──────── ФРАГМЕНТ ТЕКСТА

Стучали топоры в Михалине...

Белым, прощальным цветом наливался наш сад. Никогда он не расцветал так пышно и в то же время так грустно, как весной 1990 года. Обычно первыми расцветали отцовские яблони, потом сливы, а в конце – наша старая груша, которая до прививки была … дичкой. В тот  год на наш сад словно опустилось белое облако!

– Строители, не загубите мне деревья, – ворчит отец  Давид,  увидев, как, расположившись на свободном месте в саду, мы сбиваем контейнеры для отправки багажа.
Мы и не меньше его любим  наши любимые деревья.
Но отец, или Батя, как его называем дома, не успокаивается.
– Кому, да ещё в Израиле нужно ваше старое барахло? – ворчит  он.
– Все же отправляют контейнеры, – не сдаётся мама  Ира.
Отец презрительно осматривает строительную площадку и стучит себя по лбу.
– Вот, что нужно везти с собой.  Головы! Еврейские головы!
– Хорошо, хоть у тебя есть голова, – стойко держится мама, а нам даёт сигнал, мол, не обращайте на него внимание.
Стучат и  стучат топоры в Михалине, и какие-то непонятные сооружения из досок начинают постепенно напоминать настоящие контейнеры.
Что в них положишь? Электротовары, вещи – всё же ограничено весом в самолете?
Сейчас все воспринимается с юмором. Даже с глубоким юмором, а тогда? Многие из моих читателей сами прошли багажную одиссею и теперь могут над ней только 

 подсмеиваться. Но тогда  всем отъезжающим, как и нам, было не до смеха. Жизнь на новом месте предстояло начинать с нуля.
Вот поэтому наши красивые контейнеры ожидали своё путешествие в далекую страну. В них мы хотели отправить за моря – океаны хоть какие-то вещи, чтобы на первых порах было как-то  легче  обустроиться.
Но что-то помешало нам  завезти их таможенникам.
И тогда младший брат Лёня предложил часть наших вещей переложить в его контейнер.
Батя ехидно хохотал, стуча себя по лбу, мать перекладывала всё со стороны в сторону, не зная, что выбрать?
А в последнюю минуту для отправки отложила красное зимнее одеяло, кухонный столик, да ещё какую-то мелочь…
– В Израиль? Зимнее одеяло? – продолжал недоумевать Батя.
Уехала машина с контейнером брата, наши, невостребованные контейнеры одиноко остались    в саду, а нам оставалась  последняя ночь в Михалине.

────────────────

● ОПИСАНИЕ ЗАДАНИЯ
Продолжите рассказ о сборах семьи в Михалине, начав сразу после его последнего предложения. Материалы не имеют отношения к рассказу о сборах семьи в Михалине.

──────── СТРОКИ НАБОРА ДАННЫХ

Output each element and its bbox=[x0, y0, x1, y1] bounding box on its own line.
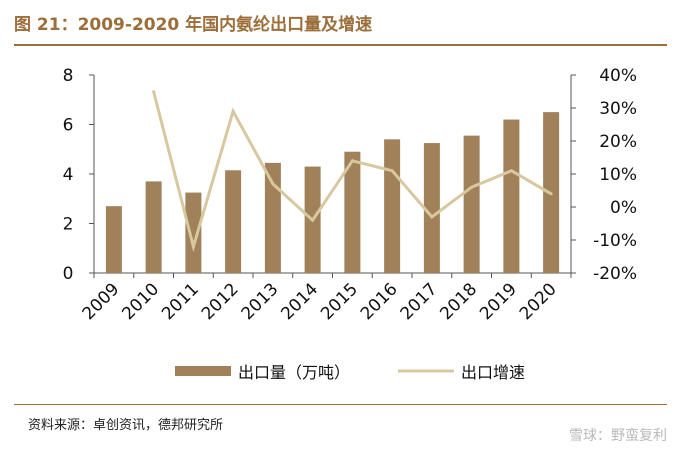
right-tick-label: 30% bbox=[599, 99, 637, 119]
left-tick-label: 4 bbox=[63, 165, 74, 185]
x-tick-label: 2010 bbox=[118, 279, 163, 324]
x-tick-label: 2012 bbox=[198, 279, 243, 324]
legend: 出口量（万吨） 出口增速 bbox=[175, 363, 525, 382]
growth-point-2014 bbox=[311, 218, 315, 222]
x-tick-label: 2015 bbox=[317, 279, 362, 324]
x-tick-label: 2013 bbox=[238, 279, 283, 324]
growth-point-2010 bbox=[152, 90, 156, 93]
bar-2013 bbox=[264, 162, 281, 273]
right-tick-label: 0% bbox=[610, 198, 637, 218]
growth-point-2020 bbox=[549, 192, 553, 196]
chart-area: 02468-20%-10%0%10%20%30%40%2009201020112… bbox=[63, 66, 637, 382]
axes bbox=[89, 74, 576, 278]
bar-series bbox=[105, 112, 560, 273]
x-tick-label: 2018 bbox=[436, 279, 481, 324]
bar-2017 bbox=[423, 143, 440, 273]
x-tick-label: 2017 bbox=[397, 279, 442, 324]
growth-point-2013 bbox=[271, 182, 275, 186]
right-tick-label: 20% bbox=[599, 132, 637, 152]
left-tick-label: 0 bbox=[63, 264, 74, 284]
bar-2016 bbox=[384, 139, 401, 273]
source-note: 资料来源：卓创资讯，德邦研究所 bbox=[28, 418, 224, 433]
growth-point-2015 bbox=[350, 159, 354, 163]
bar-2012 bbox=[225, 170, 242, 273]
bar-2009 bbox=[105, 206, 122, 273]
x-tick-label: 2016 bbox=[357, 279, 402, 324]
watermark: 雪球：野蛮复利 bbox=[569, 428, 667, 444]
legend-line-label: 出口增速 bbox=[461, 363, 525, 382]
left-tick-label: 2 bbox=[63, 215, 74, 235]
line-series bbox=[152, 90, 553, 253]
x-tick-label: 2011 bbox=[158, 279, 203, 324]
bar-2019 bbox=[503, 119, 520, 273]
right-tick-label: 40% bbox=[599, 66, 637, 86]
bar-2018 bbox=[463, 135, 480, 273]
growth-point-2016 bbox=[390, 169, 394, 173]
legend-bar-label: 出口量（万吨） bbox=[238, 363, 350, 382]
x-tick-label: 2020 bbox=[516, 279, 561, 324]
chart-title: 图 21：2009-2020 年国内氨纶出口量及增速 bbox=[14, 15, 373, 35]
x-tick-label: 2009 bbox=[79, 279, 124, 324]
bar-2010 bbox=[145, 181, 162, 273]
bar-2011 bbox=[185, 192, 202, 273]
growth-point-2012 bbox=[231, 109, 235, 113]
bar-2015 bbox=[344, 151, 361, 273]
growth-point-2017 bbox=[430, 215, 434, 219]
growth-point-2011 bbox=[191, 245, 195, 249]
growth-point-2019 bbox=[509, 169, 513, 173]
title-divider bbox=[14, 44, 667, 46]
right-tick-label: -10% bbox=[593, 231, 637, 251]
growth-point-2018 bbox=[470, 185, 474, 189]
left-tick-label: 8 bbox=[63, 66, 74, 86]
x-tick-label: 2014 bbox=[277, 279, 322, 324]
right-tick-label: -20% bbox=[593, 264, 637, 284]
x-tick-label: 2019 bbox=[476, 279, 521, 324]
right-tick-label: 10% bbox=[599, 165, 637, 185]
legend-bar-swatch bbox=[175, 366, 231, 376]
source-divider bbox=[14, 404, 667, 405]
left-tick-label: 6 bbox=[63, 116, 74, 136]
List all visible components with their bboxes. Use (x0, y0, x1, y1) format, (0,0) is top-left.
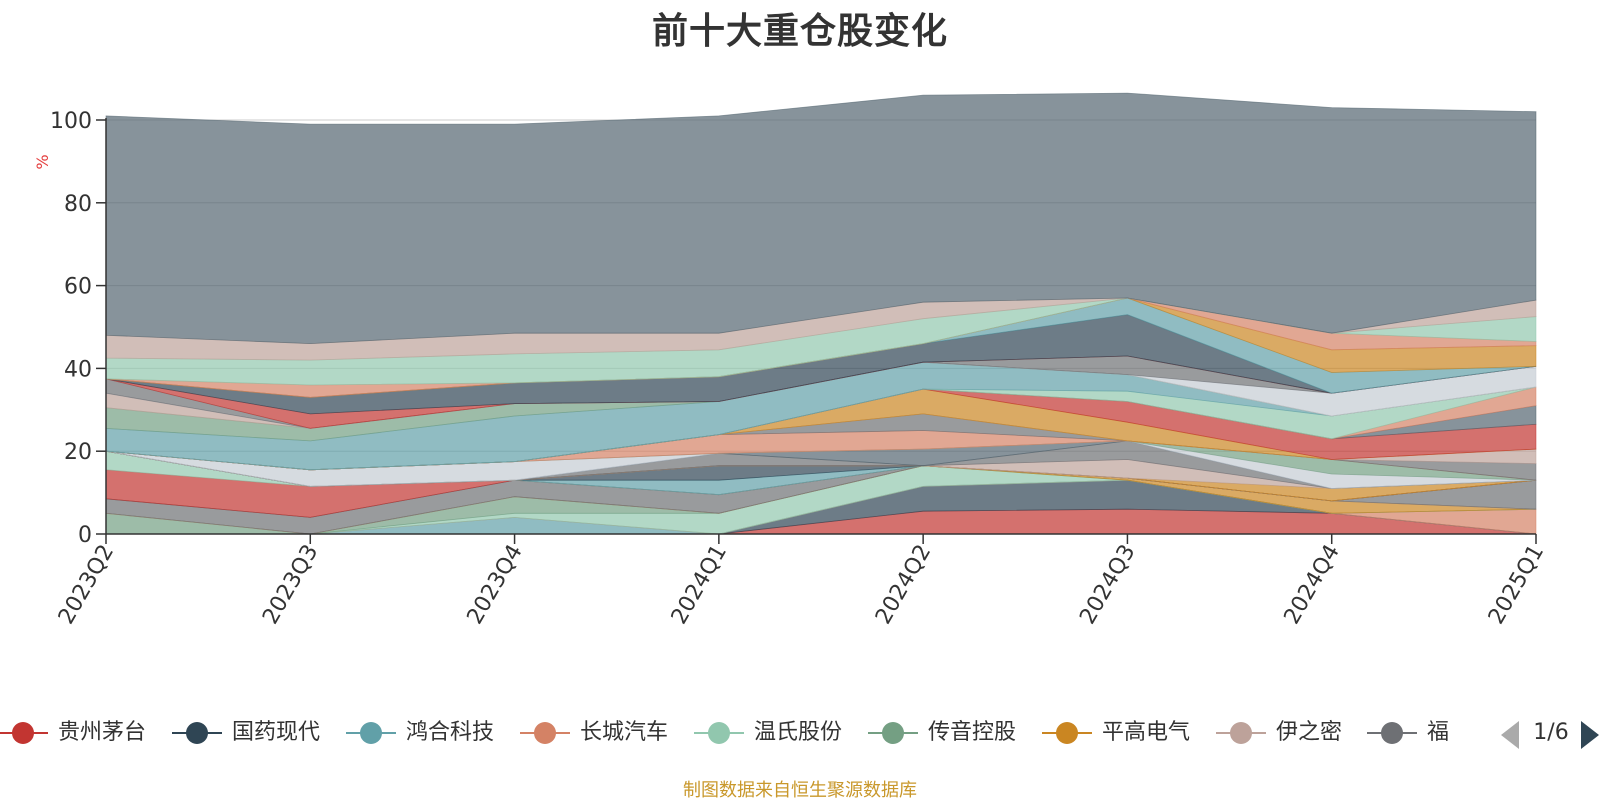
legend-marker-icon (694, 722, 744, 744)
legend-label: 福 (1427, 720, 1450, 745)
x-tick-label: 2023Q4 (462, 541, 527, 629)
legend-marker-icon (520, 722, 570, 744)
legend-label: 国药现代 (232, 720, 321, 745)
legend-marker-icon (1367, 722, 1417, 744)
legend-pager: 1/6 (1500, 718, 1600, 752)
legend-marker-icon (1216, 722, 1266, 744)
legend-marker-icon (1042, 722, 1092, 744)
legend-label: 伊之密 (1276, 720, 1343, 745)
x-tick-label: 2023Q3 (258, 541, 323, 629)
legend-label: 鸿合科技 (406, 720, 495, 745)
legend-viewport: 贵州茅台 国药现代 鸿合科技 长城汽车 温氏股份 传音控股 平高电气 伊之密 福 (0, 716, 1483, 750)
legend-prev-page-icon[interactable] (1501, 721, 1519, 749)
y-tick-label: 20 (64, 440, 92, 465)
x-tick-label: 2024Q4 (1280, 541, 1345, 629)
series-area-42 (105, 92, 1537, 345)
legend-page-indicator: 1/6 (1533, 720, 1569, 745)
legend: 贵州茅台 国药现代 鸿合科技 长城汽车 温氏股份 传音控股 平高电气 伊之密 福 (0, 716, 1600, 750)
legend-label: 传音控股 (928, 720, 1017, 745)
chart-title: 前十大重仓股变化 (651, 11, 948, 52)
x-tick-label: 2024Q2 (871, 541, 936, 629)
legend-marker-icon (0, 722, 48, 744)
legend-label: 温氏股份 (754, 720, 843, 745)
y-tick-label: 100 (50, 109, 92, 134)
x-tick-label: 2024Q1 (667, 541, 732, 629)
y-tick-label: 40 (64, 357, 92, 382)
legend-next-page-icon[interactable] (1581, 721, 1599, 749)
legend-label: 贵州茅台 (58, 720, 147, 745)
area-series (105, 92, 1537, 535)
y-axis-label: % (33, 154, 52, 169)
legend-marker-icon (172, 722, 222, 744)
legend-marker-icon (346, 722, 396, 744)
legend-label: 平高电气 (1102, 720, 1191, 745)
y-tick-label: 60 (64, 275, 92, 300)
legend-label: 长城汽车 (580, 720, 669, 745)
source-note: 制图数据来自恒生聚源数据库 (683, 780, 917, 801)
y-tick-label: 80 (64, 192, 92, 217)
y-tick-label: 0 (78, 523, 92, 548)
x-tick-label: 2024Q3 (1075, 541, 1140, 629)
x-tick-label: 2025Q1 (1484, 541, 1549, 629)
legend-marker-icon (868, 722, 918, 744)
x-tick-label: 2023Q2 (54, 541, 119, 629)
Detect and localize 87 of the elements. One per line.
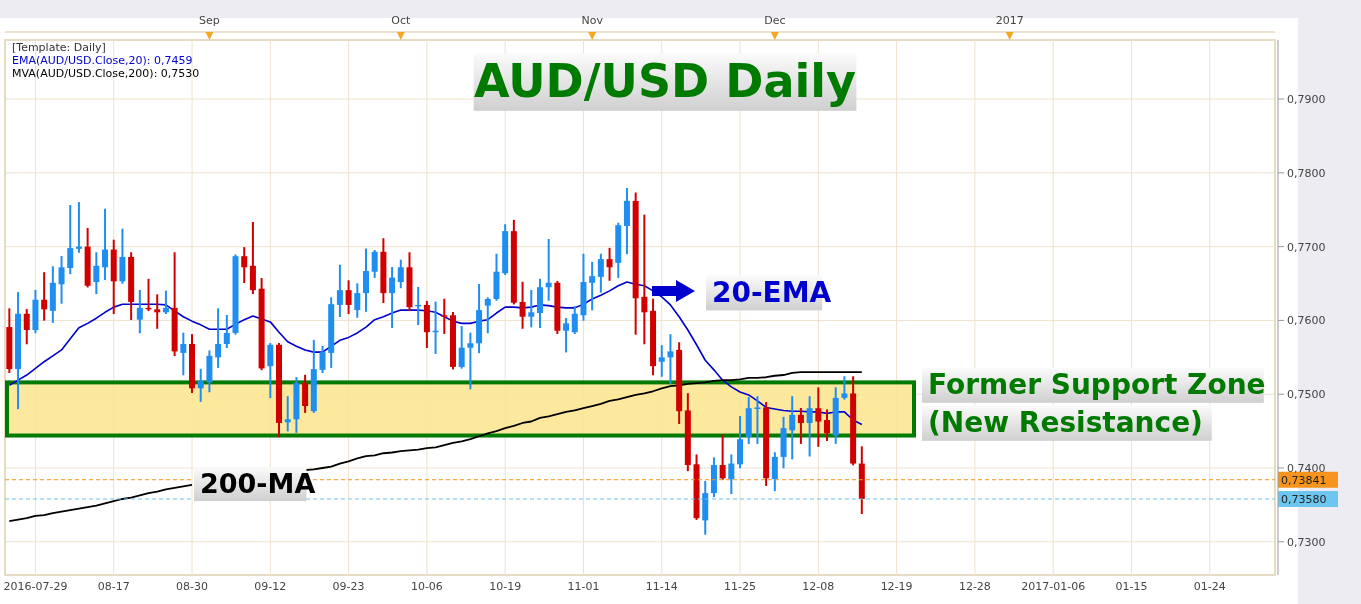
candlestick xyxy=(302,374,309,413)
x-tick-label: 10-19 xyxy=(489,580,522,593)
candlestick xyxy=(667,334,674,385)
text: Oct xyxy=(391,14,411,27)
y-tick-label: 0,7700 xyxy=(1287,240,1326,254)
candlestick xyxy=(197,368,204,402)
text: Dec xyxy=(764,14,786,27)
x-tick-label: 01-24 xyxy=(1193,580,1226,593)
candlestick xyxy=(371,250,378,278)
x-tick-label: 09-12 xyxy=(254,580,287,593)
x-tick-label: 08-30 xyxy=(176,580,208,593)
candlestick xyxy=(597,253,604,293)
candlestick xyxy=(345,280,352,315)
x-tick-label: 09-23 xyxy=(332,580,365,593)
candlestick xyxy=(180,332,187,376)
y-tick-label: 0,7300 xyxy=(1287,535,1326,549)
candlestick xyxy=(41,272,48,321)
candlestick xyxy=(58,255,65,304)
text: 2017 xyxy=(995,14,1024,27)
candlestick xyxy=(589,261,596,311)
candlestick xyxy=(719,434,726,481)
candlestick xyxy=(241,247,248,284)
candlestick xyxy=(789,396,796,460)
x-tick-label: 2016-07-29 xyxy=(3,580,68,593)
candlestick xyxy=(397,259,404,289)
candlestick xyxy=(67,205,74,275)
candlestick xyxy=(528,289,535,328)
candlestick xyxy=(354,283,361,318)
candlestick xyxy=(467,332,474,390)
candlestick xyxy=(606,247,613,281)
annotation: [Template: Daily] xyxy=(12,41,106,54)
ref-line-label: 0,73841 xyxy=(1281,473,1327,487)
candlestick xyxy=(441,298,448,334)
candlestick xyxy=(641,214,648,345)
candlestick xyxy=(102,208,109,281)
candlestick xyxy=(319,345,326,374)
text: Sep xyxy=(199,14,220,27)
candlestick xyxy=(484,297,491,334)
x-tick-label: 08-17 xyxy=(97,580,130,593)
text: MVA(AUD/USD.Close,200): 0,7530 xyxy=(12,67,200,80)
candlestick xyxy=(215,308,222,368)
candlestick xyxy=(841,376,848,400)
candlestick xyxy=(728,454,735,495)
x-tick-label: 11-25 xyxy=(724,580,757,593)
band-label: Former Support Zone (New Resistance) xyxy=(928,368,1266,440)
candlestick xyxy=(154,294,161,329)
annotation: 20-EMA xyxy=(712,276,832,309)
x-tick-label: 01-15 xyxy=(1115,580,1148,593)
x-tick-label: 10-06 xyxy=(410,580,443,593)
candlestick xyxy=(336,264,343,317)
x-tick-label: 12-08 xyxy=(802,580,835,593)
candlestick xyxy=(563,317,570,353)
y-tick-label: 0,7800 xyxy=(1287,166,1326,180)
text: EMA(AUD/USD.Close,20): 0,7459 xyxy=(12,54,193,67)
annotation: 200-MA xyxy=(200,468,316,499)
candlestick xyxy=(797,407,804,444)
x-tick-label: 11-01 xyxy=(567,580,600,593)
candlestick xyxy=(815,387,822,447)
chart-title: AUD/USD Daily xyxy=(474,54,856,108)
candlestick xyxy=(771,452,778,492)
x-tick-label: 12-19 xyxy=(880,580,913,593)
candlestick xyxy=(23,309,30,345)
candlestick xyxy=(267,343,274,399)
ref-line-label: 0,73580 xyxy=(1281,492,1327,506)
text: Nov xyxy=(581,14,604,27)
y-tick-label: 0,7400 xyxy=(1287,462,1326,475)
y-tick-label: 0,7900 xyxy=(1287,93,1326,107)
candlestick xyxy=(806,396,813,457)
y-tick-label: 0,7600 xyxy=(1287,314,1326,328)
line-series xyxy=(8,281,863,426)
y-tick-label: 0,7500 xyxy=(1287,388,1326,402)
candlestick xyxy=(223,314,230,348)
candlestick xyxy=(519,281,526,329)
x-tick-label: 11-14 xyxy=(645,580,678,593)
candlestick xyxy=(362,248,369,312)
candlestick xyxy=(571,306,578,334)
x-tick-label: 12-28 xyxy=(958,580,991,593)
candlestick xyxy=(136,289,143,334)
candlestick xyxy=(284,396,291,432)
x-tick-label: 2017-01-06 xyxy=(1021,580,1086,593)
candlestick xyxy=(389,267,396,329)
candlestick xyxy=(658,345,665,377)
candlestick xyxy=(93,252,100,295)
candlestick xyxy=(458,326,465,369)
candlestick xyxy=(824,409,831,441)
candlestick xyxy=(75,202,82,253)
candlestick xyxy=(754,396,761,444)
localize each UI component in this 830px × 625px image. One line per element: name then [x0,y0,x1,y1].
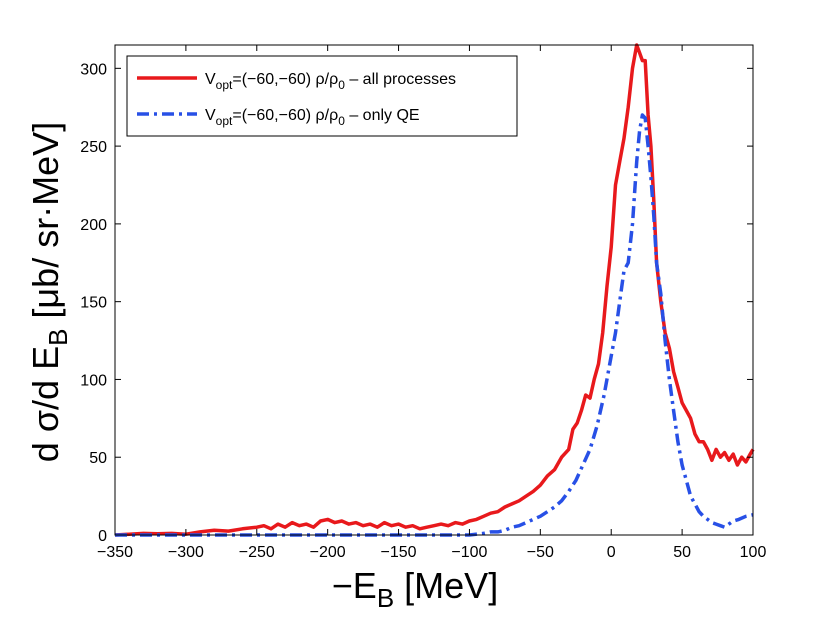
y-tick-label: 300 [80,61,107,78]
y-tick-label: 100 [80,372,107,389]
legend-label-all-processes: Vopt=(−60,−60) ρ/ρ0 – all processes [205,71,456,92]
x-tick-label: 50 [673,544,691,561]
x-tick-label: −50 [527,544,554,561]
x-tick-label: 100 [740,544,767,561]
legend-box [126,55,518,137]
y-tick-label: 150 [80,295,107,312]
y-axis-title: d σ/d EB [μb/ sr·MeV] [25,122,73,462]
x-tick-label: 0 [607,544,616,561]
y-tick-label: 50 [89,450,107,467]
legend-label-only-qe: Vopt=(−60,−60) ρ/ρ0 – only QE [205,107,420,128]
x-tick-label: −100 [451,544,487,561]
plot-frame [114,44,754,536]
x-tick-label: −300 [168,544,204,561]
y-tick-label: 0 [98,528,107,545]
x-tick-label: −200 [310,544,346,561]
legend: Vopt=(−60,−60) ρ/ρ0 – all processes Vopt=… [126,55,518,137]
series-line-all-processes [114,43,755,537]
y-tick-label: 200 [80,217,107,234]
x-axis-title: −EB [MeV] [332,565,498,613]
x-tick-label: −250 [239,544,275,561]
y-tick-label: 250 [80,139,107,156]
x-tick-label: −350 [97,544,133,561]
x-tick-label: −150 [381,544,417,561]
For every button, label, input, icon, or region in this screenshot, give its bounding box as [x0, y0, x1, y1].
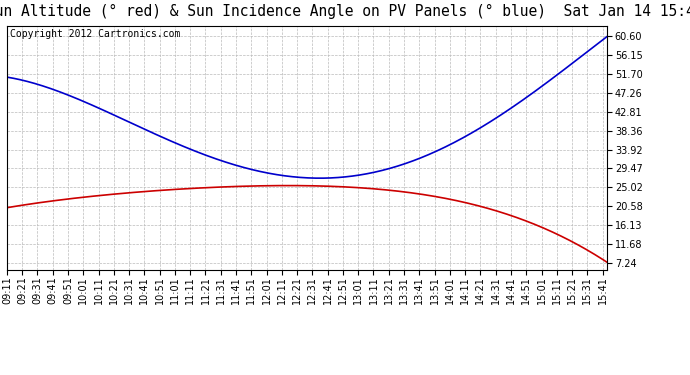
Text: Copyright 2012 Cartronics.com: Copyright 2012 Cartronics.com	[10, 29, 180, 39]
Text: Sun Altitude (° red) & Sun Incidence Angle on PV Panels (° blue)  Sat Jan 14 15:: Sun Altitude (° red) & Sun Incidence Ang…	[0, 4, 690, 19]
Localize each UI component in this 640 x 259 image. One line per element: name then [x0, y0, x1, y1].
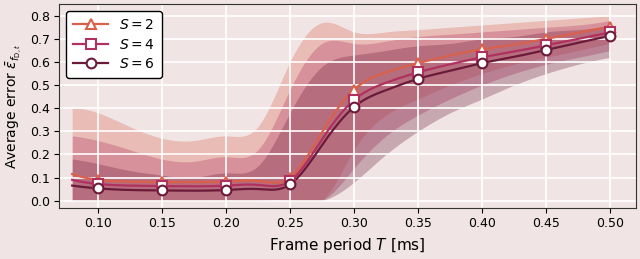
- $S = 4$: [606, 31, 614, 34]
- $S = 4$: [558, 41, 566, 44]
- $S = 2$: [70, 173, 78, 176]
- $S = 4$: [524, 47, 531, 51]
- $S = 2$: [558, 34, 566, 37]
- $S = 2$: [606, 25, 614, 28]
- $S = 2$: [388, 69, 396, 72]
- $S = 4$: [388, 79, 396, 82]
- $S = 4$: [189, 185, 196, 188]
- $S = 2$: [68, 172, 76, 176]
- $S = 6$: [189, 189, 196, 192]
- $S = 6$: [390, 85, 398, 89]
- Y-axis label: Average error $\bar{\varepsilon}_{f_{\mathrm{D},t}}$: Average error $\bar{\varepsilon}_{f_{\ma…: [4, 43, 24, 169]
- $S = 2$: [270, 181, 278, 184]
- Line: $S = 6$: $S = 6$: [72, 36, 610, 191]
- $S = 4$: [390, 78, 398, 81]
- $S = 4$: [70, 179, 78, 182]
- $S = 6$: [558, 45, 566, 48]
- $S = 6$: [388, 86, 396, 89]
- $S = 6$: [606, 34, 614, 37]
- Line: $S = 4$: $S = 4$: [72, 32, 610, 186]
- $S = 2$: [524, 41, 531, 44]
- X-axis label: Frame period $T$ [ms]: Frame period $T$ [ms]: [269, 236, 426, 255]
- $S = 6$: [399, 82, 407, 85]
- $S = 4$: [68, 178, 76, 181]
- $S = 6$: [524, 53, 531, 56]
- $S = 2$: [399, 66, 407, 69]
- $S = 6$: [70, 184, 78, 188]
- Line: $S = 2$: $S = 2$: [72, 27, 610, 183]
- $S = 6$: [68, 184, 76, 187]
- $S = 4$: [399, 75, 407, 78]
- Legend: $S = 2$, $S = 4$, $S = 6$: $S = 2$, $S = 4$, $S = 6$: [67, 11, 162, 78]
- $S = 2$: [390, 68, 398, 71]
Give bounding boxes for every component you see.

────────────────

● РЕЗУЛЬТАТ ВЫПОЛНЕНИЯ
Помню, это была светлая ночь. Дорожка от луны опустилась в сад. В нём стало светло, как днем. Деревья стояли грустные. Они слегка покачивали ветвями, будто прощаясь с нами…
А через два дня мы были в Израиле, где оказались вначале такими же невостребованными, как и наши контейнеры. Но  всё было отрезано: знали, куда едем и с чего будем начинать.  И не только мы.
Даже бывшие профессора не считали для себя зазорным подметать улицы. Постепенно всё утряслось, и об этом вспоминают сейчас только с улыбкой. Вы спросите, а что с теми контейнерами, которые проделали в Израиль далекий путь из Белоруссии, России, Грузии, Узбекистана?
– Заходи, под чинарой попьем чай, – приглашает меня Михаил, шевеля седыми бухарскими усами.
Чинарой он называет свое огромное лимонное дерево.
Вхожу через калитку. Михаил рукой стучит по ней.
– Такое дерево здесь найдешь? Ни-ког-да! Я разобрал свой контейнер на доски, попросил контейнеры у друзей, которые не знали, что с ними делать. И вокруг своего дома  построил такой шикарный забор. Что скажешь?
Что говорить? Пьем чай из узбекских чашек под его «чинарой».
Мой друг Лев, усадив на колени любимых собак, с любовью разглядывает своё главное сокровище – библиотеку, которую вывез из центра России. Писатель! Что есть ещё  у него   дороже книг? Каждый томик для  него, как живое существо.
– Ты думаешь, я не мог бы обновить здесь  свою мебель? Мог! Но прихожу домой и встречает меня мебельный гарнитур, который привез из Бобруйска. Опущусь на диван, проведу рукой по нему, и  будто мамин голос слышу: «Богенька, ужин на столе. Могу я расстаться с этим диваном»?..
  А наш  отец оказался прав!
В Израиле действительно жарко, и совсем не нужны зимние одеяла. Кто очень хочет, может их приобрести. Новые – легкие и очень воздушные, как пушинки. К тому же ещё теплые.
Но когда мне вдруг становится холодно – до внутреннего озноба, мне помогает только мамино старое красное одеяло. Когда-то атласное, сверкающее, оно поблекло, местами появилась вата.
Укрывшись под ним, чувствую тепло маминых рук, которые согревают меня, как  и при её жизни.
Когда приходят мои внуки, они хотят сидеть именно за небольшим, но ещё крепким столиком. который совсем не похож на израильские столы.
– Это стол Бати и бабушки Иры? Вы его привезли из Михалина? – спрашивают у меня.
-Да! Именно этот стол мы только и привезли! 
– Какой стол! Ему более тридцати лет, а он, как новый, – удивляются они.
– Сделали в Белоруссии, – держу марку своей прежней родины.
В нашем израильском саду цветут лимоны, апельсины, а я вижу белый цвет отцовских яблонь,  груш и слышу, как стучат в Михалине   топоры:
«Тах-тах, тах-тах, тах-тах-тах…»
Стучат , стучат топоры.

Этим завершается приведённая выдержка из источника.